» **Task**:
Return every line below in which "spring" appears.

» **Records provided**:

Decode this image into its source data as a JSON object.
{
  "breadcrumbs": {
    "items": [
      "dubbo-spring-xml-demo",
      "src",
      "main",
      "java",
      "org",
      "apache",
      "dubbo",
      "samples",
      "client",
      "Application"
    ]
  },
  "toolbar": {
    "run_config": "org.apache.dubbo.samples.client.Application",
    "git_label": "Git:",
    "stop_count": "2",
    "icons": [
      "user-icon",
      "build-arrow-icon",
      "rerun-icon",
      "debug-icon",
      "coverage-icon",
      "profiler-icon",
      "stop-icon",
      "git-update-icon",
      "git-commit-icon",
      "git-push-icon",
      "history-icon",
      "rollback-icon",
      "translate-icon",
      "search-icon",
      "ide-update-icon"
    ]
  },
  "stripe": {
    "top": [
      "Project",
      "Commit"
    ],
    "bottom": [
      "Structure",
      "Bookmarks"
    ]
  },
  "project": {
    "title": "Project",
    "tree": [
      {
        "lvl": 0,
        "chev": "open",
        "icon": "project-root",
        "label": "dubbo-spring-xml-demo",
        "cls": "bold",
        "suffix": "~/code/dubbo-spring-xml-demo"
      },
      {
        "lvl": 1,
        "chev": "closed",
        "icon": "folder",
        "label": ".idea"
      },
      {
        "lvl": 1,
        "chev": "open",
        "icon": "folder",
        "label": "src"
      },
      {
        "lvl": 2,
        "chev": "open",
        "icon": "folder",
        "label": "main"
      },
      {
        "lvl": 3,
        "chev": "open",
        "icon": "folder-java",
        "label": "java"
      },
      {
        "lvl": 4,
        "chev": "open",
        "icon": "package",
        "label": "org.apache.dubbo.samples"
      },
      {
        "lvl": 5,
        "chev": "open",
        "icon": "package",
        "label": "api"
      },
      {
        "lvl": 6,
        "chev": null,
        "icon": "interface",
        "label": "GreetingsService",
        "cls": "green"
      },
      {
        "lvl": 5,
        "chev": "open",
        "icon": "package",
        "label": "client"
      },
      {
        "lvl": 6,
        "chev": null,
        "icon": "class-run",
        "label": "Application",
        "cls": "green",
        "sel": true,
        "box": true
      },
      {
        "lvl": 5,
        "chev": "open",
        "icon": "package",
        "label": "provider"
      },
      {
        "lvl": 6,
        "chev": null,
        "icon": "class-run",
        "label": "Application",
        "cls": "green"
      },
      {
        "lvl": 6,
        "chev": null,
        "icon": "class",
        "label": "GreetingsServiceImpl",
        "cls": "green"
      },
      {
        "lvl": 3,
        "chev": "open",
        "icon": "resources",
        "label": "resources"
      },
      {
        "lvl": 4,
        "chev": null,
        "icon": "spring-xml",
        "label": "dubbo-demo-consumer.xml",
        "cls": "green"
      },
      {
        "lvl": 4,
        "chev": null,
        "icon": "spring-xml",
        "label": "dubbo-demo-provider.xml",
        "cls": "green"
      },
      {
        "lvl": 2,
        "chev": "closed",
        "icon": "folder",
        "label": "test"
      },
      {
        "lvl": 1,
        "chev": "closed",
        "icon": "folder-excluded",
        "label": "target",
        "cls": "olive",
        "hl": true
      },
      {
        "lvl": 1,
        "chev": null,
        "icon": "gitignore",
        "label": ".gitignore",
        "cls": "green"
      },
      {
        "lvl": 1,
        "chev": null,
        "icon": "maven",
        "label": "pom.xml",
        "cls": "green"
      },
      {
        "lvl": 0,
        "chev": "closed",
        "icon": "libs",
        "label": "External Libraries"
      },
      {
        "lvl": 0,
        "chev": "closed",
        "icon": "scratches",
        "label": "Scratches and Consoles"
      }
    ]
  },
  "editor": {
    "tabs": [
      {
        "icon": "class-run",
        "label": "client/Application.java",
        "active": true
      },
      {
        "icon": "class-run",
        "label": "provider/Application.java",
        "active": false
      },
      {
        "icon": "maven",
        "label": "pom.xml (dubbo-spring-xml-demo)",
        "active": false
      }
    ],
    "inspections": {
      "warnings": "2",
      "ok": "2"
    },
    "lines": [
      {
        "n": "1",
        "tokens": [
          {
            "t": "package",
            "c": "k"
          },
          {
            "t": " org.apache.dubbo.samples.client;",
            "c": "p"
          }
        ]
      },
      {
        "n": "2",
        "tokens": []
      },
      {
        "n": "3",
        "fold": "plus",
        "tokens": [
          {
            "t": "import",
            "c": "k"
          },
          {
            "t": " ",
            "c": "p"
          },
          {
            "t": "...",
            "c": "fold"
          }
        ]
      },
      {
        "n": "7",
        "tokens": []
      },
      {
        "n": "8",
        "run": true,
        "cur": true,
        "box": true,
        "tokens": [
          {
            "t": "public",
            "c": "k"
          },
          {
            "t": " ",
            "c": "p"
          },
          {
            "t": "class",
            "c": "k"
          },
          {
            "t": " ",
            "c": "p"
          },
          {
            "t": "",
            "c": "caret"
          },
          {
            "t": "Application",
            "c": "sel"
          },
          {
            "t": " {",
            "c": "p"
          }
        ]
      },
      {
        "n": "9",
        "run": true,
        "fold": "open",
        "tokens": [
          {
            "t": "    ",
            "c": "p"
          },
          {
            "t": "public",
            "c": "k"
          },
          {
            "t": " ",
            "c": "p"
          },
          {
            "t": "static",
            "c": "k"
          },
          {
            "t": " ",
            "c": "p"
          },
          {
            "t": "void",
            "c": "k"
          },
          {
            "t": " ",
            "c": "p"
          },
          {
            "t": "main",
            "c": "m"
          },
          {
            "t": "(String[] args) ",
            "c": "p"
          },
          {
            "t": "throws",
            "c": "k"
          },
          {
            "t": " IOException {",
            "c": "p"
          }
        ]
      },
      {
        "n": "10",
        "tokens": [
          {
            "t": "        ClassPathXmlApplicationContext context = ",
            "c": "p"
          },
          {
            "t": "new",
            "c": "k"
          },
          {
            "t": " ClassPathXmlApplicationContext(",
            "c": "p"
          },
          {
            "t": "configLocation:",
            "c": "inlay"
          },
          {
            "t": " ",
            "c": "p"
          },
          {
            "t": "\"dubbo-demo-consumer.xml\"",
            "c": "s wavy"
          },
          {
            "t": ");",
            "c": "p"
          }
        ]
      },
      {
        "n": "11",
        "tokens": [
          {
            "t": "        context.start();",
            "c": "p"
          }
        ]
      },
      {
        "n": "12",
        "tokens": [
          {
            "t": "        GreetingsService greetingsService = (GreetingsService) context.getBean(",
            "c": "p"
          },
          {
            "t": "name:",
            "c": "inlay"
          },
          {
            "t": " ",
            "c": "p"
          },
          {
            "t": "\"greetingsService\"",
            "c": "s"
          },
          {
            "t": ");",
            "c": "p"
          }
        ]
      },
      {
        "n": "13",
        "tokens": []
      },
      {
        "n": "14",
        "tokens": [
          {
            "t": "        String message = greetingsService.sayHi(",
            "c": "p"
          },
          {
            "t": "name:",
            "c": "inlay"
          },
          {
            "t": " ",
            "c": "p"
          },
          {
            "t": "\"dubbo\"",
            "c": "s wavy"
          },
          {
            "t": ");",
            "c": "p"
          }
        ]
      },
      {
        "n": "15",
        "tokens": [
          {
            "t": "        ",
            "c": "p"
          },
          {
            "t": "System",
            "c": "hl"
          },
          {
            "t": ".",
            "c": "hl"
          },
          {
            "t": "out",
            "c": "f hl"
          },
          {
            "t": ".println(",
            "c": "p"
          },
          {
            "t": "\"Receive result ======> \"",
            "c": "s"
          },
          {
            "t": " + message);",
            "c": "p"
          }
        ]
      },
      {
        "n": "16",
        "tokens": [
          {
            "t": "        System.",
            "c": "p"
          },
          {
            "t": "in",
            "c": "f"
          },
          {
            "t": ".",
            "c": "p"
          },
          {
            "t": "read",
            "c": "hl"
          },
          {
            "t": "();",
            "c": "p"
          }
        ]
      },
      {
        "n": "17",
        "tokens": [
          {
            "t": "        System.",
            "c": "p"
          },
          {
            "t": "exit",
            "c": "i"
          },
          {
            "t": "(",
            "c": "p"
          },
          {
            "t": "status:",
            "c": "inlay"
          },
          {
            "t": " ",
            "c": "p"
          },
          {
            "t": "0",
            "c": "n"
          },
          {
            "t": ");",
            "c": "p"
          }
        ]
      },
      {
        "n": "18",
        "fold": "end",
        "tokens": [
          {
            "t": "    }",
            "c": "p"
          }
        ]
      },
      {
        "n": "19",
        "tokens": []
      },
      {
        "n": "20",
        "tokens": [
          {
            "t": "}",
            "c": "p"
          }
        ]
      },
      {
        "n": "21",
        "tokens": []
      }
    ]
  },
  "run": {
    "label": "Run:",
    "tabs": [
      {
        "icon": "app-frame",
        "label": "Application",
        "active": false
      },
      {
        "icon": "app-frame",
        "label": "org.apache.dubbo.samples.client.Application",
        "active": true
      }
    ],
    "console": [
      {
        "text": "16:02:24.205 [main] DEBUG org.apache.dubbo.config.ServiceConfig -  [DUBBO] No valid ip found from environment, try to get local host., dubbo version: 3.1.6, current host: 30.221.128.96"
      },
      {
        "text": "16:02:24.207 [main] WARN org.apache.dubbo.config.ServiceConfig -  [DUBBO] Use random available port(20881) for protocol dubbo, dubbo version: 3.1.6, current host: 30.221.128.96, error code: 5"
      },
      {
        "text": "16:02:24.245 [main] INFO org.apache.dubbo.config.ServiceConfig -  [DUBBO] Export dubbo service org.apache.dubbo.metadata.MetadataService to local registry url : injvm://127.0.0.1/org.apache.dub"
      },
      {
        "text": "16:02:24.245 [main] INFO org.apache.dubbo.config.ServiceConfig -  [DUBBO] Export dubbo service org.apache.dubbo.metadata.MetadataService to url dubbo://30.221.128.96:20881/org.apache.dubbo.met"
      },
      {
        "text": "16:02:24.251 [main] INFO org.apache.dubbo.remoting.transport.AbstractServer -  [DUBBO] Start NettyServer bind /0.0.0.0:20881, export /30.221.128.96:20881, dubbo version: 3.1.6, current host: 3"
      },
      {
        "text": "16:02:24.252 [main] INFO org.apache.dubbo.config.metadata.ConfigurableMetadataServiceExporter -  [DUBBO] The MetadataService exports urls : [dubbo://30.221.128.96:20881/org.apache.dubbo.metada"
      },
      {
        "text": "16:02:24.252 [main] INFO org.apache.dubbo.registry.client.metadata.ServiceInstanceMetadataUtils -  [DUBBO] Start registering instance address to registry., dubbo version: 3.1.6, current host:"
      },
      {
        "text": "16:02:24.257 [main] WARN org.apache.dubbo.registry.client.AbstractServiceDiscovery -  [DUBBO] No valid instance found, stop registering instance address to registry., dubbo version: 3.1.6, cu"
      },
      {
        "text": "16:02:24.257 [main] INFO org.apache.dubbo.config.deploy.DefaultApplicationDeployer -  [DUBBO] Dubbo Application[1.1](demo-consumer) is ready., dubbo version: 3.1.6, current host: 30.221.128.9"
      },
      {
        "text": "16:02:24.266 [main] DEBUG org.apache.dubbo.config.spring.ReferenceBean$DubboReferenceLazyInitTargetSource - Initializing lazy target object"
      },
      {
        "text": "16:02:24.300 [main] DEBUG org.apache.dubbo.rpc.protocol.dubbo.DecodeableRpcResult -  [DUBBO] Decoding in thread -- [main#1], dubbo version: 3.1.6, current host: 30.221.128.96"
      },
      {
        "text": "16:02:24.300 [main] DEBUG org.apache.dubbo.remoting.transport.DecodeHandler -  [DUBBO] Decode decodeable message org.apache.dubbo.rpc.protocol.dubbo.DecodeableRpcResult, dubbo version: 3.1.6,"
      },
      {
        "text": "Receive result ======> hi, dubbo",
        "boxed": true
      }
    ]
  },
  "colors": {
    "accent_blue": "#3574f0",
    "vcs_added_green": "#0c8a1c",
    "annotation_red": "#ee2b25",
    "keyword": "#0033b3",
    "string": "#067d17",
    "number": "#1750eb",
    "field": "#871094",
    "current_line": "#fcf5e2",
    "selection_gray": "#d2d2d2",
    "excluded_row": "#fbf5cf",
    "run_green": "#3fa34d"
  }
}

» **Task answer**:
      "dubbo-spring-xml-demo",
        "label": "dubbo-spring-xml-demo",
        "suffix": "~/code/dubbo-spring-xml-demo"
        "icon": "spring-xml",
        "icon": "spring-xml",
        "label": "pom.xml (dubbo-spring-xml-demo)",
        "text": "16:02:24.266 [main] DEBUG org.apache.dubbo.config.spring.ReferenceBean$DubboReferenceLazyInitTargetSource - Initializing lazy target object"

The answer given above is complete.